[What is being asked]:
Scan the lines below for "text"; report the number of lines that contain it, and only that.

**** Records to use ****

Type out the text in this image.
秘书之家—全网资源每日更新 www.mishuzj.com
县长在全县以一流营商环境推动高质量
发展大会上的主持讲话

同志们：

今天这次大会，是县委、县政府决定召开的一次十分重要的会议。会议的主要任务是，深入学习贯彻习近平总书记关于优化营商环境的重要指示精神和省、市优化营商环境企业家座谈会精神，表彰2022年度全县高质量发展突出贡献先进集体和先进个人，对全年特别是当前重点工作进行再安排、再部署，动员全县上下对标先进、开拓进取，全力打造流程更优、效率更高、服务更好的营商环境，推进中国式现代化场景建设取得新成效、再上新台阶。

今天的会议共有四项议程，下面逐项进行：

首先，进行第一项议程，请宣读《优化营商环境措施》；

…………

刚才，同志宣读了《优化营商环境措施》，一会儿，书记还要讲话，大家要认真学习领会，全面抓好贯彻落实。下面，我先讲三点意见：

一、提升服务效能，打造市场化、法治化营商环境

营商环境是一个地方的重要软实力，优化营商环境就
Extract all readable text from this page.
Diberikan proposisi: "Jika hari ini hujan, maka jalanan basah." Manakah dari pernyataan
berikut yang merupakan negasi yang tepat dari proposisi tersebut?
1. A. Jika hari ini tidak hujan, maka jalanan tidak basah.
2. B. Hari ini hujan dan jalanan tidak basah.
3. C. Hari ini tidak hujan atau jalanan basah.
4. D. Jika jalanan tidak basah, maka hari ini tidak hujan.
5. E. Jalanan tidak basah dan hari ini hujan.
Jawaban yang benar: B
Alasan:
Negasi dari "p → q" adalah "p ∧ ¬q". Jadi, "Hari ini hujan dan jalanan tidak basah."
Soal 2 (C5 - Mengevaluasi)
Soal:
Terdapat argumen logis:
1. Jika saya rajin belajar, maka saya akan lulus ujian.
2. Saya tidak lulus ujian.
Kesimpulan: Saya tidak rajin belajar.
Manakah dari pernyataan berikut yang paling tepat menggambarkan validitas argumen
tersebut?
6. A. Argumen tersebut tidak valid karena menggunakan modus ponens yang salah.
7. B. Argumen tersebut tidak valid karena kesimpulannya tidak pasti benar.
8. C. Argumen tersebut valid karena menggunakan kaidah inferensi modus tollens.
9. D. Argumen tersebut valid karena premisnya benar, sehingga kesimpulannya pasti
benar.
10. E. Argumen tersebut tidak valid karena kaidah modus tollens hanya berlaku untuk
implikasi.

****

[The reply]:
2